** Task input **

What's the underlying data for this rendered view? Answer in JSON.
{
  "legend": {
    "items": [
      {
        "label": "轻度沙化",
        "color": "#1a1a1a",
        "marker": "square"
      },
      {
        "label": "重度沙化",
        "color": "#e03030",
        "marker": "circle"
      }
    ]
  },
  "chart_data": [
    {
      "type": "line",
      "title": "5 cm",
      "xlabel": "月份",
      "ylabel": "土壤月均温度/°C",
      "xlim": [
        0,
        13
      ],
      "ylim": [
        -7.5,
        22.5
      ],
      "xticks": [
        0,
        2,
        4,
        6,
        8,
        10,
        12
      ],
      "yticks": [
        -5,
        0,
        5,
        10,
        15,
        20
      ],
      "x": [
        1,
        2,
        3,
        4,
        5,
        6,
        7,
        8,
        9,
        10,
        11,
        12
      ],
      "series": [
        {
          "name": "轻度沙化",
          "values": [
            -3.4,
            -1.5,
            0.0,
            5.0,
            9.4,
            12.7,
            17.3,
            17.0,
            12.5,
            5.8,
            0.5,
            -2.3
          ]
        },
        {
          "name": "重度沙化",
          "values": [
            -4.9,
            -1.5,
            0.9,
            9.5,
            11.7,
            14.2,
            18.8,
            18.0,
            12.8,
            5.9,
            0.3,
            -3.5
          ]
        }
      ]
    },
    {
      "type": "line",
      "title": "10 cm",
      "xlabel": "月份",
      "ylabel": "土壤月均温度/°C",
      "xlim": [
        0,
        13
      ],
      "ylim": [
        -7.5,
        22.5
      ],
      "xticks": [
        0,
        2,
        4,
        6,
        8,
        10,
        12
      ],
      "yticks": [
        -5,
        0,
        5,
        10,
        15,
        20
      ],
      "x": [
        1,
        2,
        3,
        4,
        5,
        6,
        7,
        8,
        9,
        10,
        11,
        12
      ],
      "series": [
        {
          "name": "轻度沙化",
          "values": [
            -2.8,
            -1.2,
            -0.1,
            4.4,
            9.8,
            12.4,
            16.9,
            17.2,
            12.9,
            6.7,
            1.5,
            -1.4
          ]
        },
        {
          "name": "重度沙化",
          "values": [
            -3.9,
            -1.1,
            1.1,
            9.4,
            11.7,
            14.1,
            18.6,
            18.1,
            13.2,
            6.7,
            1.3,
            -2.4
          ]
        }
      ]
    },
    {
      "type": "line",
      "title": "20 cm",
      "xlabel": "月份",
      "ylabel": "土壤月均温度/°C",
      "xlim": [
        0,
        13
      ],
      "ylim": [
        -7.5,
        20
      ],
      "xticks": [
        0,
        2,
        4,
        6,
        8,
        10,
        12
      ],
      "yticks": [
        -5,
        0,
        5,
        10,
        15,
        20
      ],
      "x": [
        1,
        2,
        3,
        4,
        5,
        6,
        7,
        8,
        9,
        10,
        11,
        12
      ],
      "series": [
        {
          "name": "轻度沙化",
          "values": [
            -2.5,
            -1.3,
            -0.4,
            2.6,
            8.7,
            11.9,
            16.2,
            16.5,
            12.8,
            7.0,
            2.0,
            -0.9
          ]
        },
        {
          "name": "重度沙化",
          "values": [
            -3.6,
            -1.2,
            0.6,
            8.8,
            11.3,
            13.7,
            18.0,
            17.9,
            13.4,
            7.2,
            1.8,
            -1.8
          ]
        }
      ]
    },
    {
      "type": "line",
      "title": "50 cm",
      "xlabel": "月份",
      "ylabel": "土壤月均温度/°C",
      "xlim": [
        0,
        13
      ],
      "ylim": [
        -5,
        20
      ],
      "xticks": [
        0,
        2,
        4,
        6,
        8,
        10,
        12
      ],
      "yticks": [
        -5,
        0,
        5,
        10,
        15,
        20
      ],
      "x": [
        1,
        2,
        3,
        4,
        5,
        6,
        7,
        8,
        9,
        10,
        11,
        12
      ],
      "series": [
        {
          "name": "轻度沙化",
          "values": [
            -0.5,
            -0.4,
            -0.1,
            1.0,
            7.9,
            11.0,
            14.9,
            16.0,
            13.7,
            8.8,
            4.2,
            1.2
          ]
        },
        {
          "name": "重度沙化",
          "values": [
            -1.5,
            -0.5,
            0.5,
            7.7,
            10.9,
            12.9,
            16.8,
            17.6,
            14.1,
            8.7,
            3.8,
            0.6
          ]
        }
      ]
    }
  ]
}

** What is asked **
Each line must be given again exactly as written above.

** Answer in full **
What's the underlying data for this rendered view? Answer in JSON.
{
  "legend": {
    "items": [
      {
        "label": "轻度沙化",
        "color": "#1a1a1a",
        "marker": "square"
      },
      {
        "label": "重度沙化",
        "color": "#e03030",
        "marker": "circle"
      }
    ]
  },
  "chart_data": [
    {
      "type": "line",
      "title": "5 cm",
      "xlabel": "月份",
      "ylabel": "土壤月均温度/°C",
      "xlim": [
        0,
        13
      ],
      "ylim": [
        -7.5,
        22.5
      ],
      "xticks": [
        0,
        2,
        4,
        6,
        8,
        10,
        12
      ],
      "yticks": [
        -5,
        0,
        5,
        10,
        15,
        20
      ],
      "x": [
        1,
        2,
        3,
        4,
        5,
        6,
        7,
        8,
        9,
        10,
        11,
        12
      ],
      "series": [
        {
          "name": "轻度沙化",
          "values": [
            -3.4,
            -1.5,
            0.0,
            5.0,
            9.4,
            12.7,
            17.3,
            17.0,
            12.5,
            5.8,
            0.5,
            -2.3
          ]
        },
        {
          "name": "重度沙化",
          "values": [
            -4.9,
            -1.5,
            0.9,
            9.5,
            11.7,
            14.2,
            18.8,
            18.0,
            12.8,
            5.9,
            0.3,
            -3.5
          ]
        }
      ]
    },
    {
      "type": "line",
      "title": "10 cm",
      "xlabel": "月份",
      "ylabel": "土壤月均温度/°C",
      "xlim": [
        0,
        13
      ],
      "ylim": [
        -7.5,
        22.5
      ],
      "xticks": [
        0,
        2,
        4,
        6,
        8,
        10,
        12
      ],
      "yticks": [
        -5,
        0,
        5,
        10,
        15,
        20
      ],
      "x": [
        1,
        2,
        3,
        4,
        5,
        6,
        7,
        8,
        9,
        10,
        11,
        12
      ],
      "series": [
        {
          "name": "轻度沙化",
          "values": [
            -2.8,
            -1.2,
            -0.1,
            4.4,
            9.8,
            12.4,
            16.9,
            17.2,
            12.9,
            6.7,
            1.5,
            -1.4
          ]
        },
        {
          "name": "重度沙化",
          "values": [
            -3.9,
            -1.1,
            1.1,
            9.4,
            11.7,
            14.1,
            18.6,
            18.1,
            13.2,
            6.7,
            1.3,
            -2.4
          ]
        }
      ]
    },
    {
      "type": "line",
      "title": "20 cm",
      "xlabel": "月份",
      "ylabel": "土壤月均温度/°C",
      "xlim": [
        0,
        13
      ],
      "ylim": [
        -7.5,
        20
      ],
      "xticks": [
        0,
        2,
        4,
        6,
        8,
        10,
        12
      ],
      "yticks": [
        -5,
        0,
        5,
        10,
        15,
        20
      ],
      "x": [
        1,
        2,
        3,
        4,
        5,
        6,
        7,
        8,
        9,
        10,
        11,
        12
      ],
      "series": [
        {
          "name": "轻度沙化",
          "values": [
            -2.5,
            -1.3,
            -0.4,
            2.6,
            8.7,
            11.9,
            16.2,
            16.5,
            12.8,
            7.0,
            2.0,
            -0.9
          ]
        },
        {
          "name": "重度沙化",
          "values": [
            -3.6,
            -1.2,
            0.6,
            8.8,
            11.3,
            13.7,
            18.0,
            17.9,
            13.4,
            7.2,
            1.8,
            -1.8
          ]
        }
      ]
    },
    {
      "type": "line",
      "title": "50 cm",
      "xlabel": "月份",
      "ylabel": "土壤月均温度/°C",
      "xlim": [
        0,
        13
      ],
      "ylim": [
        -5,
        20
      ],
      "xticks": [
        0,
        2,
        4,
        6,
        8,
        10,
        12
      ],
      "yticks": [
        -5,
        0,
        5,
        10,
        15,
        20
      ],
      "x": [
        1,
        2,
        3,
        4,
        5,
        6,
        7,
        8,
        9,
        10,
        11,
        12
      ],
      "series": [
        {
          "name": "轻度沙化",
          "values": [
            -0.5,
            -0.4,
            -0.1,
            1.0,
            7.9,
            11.0,
            14.9,
            16.0,
            13.7,
            8.8,
            4.2,
            1.2
          ]
        },
        {
          "name": "重度沙化",
          "values": [
            -1.5,
            -0.5,
            0.5,
            7.7,
            10.9,
            12.9,
            16.8,
            17.6,
            14.1,
            8.7,
            3.8,
            0.6
          ]
        }
      ]
    }
  ]
}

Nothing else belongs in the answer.